GIVEN TASK
Your task is to extract every line from the material below exactly.

━━━ RECORD EXCERPTS ━━━

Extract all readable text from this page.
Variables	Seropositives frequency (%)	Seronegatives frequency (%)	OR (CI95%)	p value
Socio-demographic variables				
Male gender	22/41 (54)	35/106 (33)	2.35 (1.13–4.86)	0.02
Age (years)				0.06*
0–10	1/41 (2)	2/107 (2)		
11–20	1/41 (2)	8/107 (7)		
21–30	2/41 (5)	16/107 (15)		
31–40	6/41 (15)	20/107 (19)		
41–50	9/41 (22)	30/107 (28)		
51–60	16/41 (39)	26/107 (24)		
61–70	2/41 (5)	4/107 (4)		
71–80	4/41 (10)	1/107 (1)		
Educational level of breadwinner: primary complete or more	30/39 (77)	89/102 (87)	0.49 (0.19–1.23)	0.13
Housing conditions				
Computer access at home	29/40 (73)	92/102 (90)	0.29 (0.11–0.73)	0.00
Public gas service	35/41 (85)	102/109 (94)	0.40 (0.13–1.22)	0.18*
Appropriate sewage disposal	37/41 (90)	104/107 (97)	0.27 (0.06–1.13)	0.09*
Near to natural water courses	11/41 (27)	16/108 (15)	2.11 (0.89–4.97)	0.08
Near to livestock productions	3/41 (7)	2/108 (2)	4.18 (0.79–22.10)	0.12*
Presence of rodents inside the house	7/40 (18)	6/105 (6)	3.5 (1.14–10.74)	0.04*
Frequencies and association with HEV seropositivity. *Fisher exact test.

━━━

SOLUTION TO THE EXERCISE
Extract all readable text from this page.
Variables	Seropositives frequency (%)	Seronegatives frequency (%)	OR (CI95%)	p value
Socio-demographic variables				
Male gender	22/41 (54)	35/106 (33)	2.35 (1.13–4.86)	0.02
Age (years)				0.06*
0–10	1/41 (2)	2/107 (2)		
11–20	1/41 (2)	8/107 (7)		
21–30	2/41 (5)	16/107 (15)		
31–40	6/41 (15)	20/107 (19)		
41–50	9/41 (22)	30/107 (28)		
51–60	16/41 (39)	26/107 (24)		
61–70	2/41 (5)	4/107 (4)		
71–80	4/41 (10)	1/107 (1)		
Educational level of breadwinner: primary complete or more	30/39 (77)	89/102 (87)	0.49 (0.19–1.23)	0.13
Housing conditions				
Computer access at home	29/40 (73)	92/102 (90)	0.29 (0.11–0.73)	0.00
Public gas service	35/41 (85)	102/109 (94)	0.40 (0.13–1.22)	0.18*
Appropriate sewage disposal	37/41 (90)	104/107 (97)	0.27 (0.06–1.13)	0.09*
Near to natural water courses	11/41 (27)	16/108 (15)	2.11 (0.89–4.97)	0.08
Near to livestock productions	3/41 (7)	2/108 (2)	4.18 (0.79–22.10)	0.12*
Presence of rodents inside the house	7/40 (18)	6/105 (6)	3.5 (1.14–10.74)	0.04*
Frequencies and association with HEV seropositivity. *Fisher exact test.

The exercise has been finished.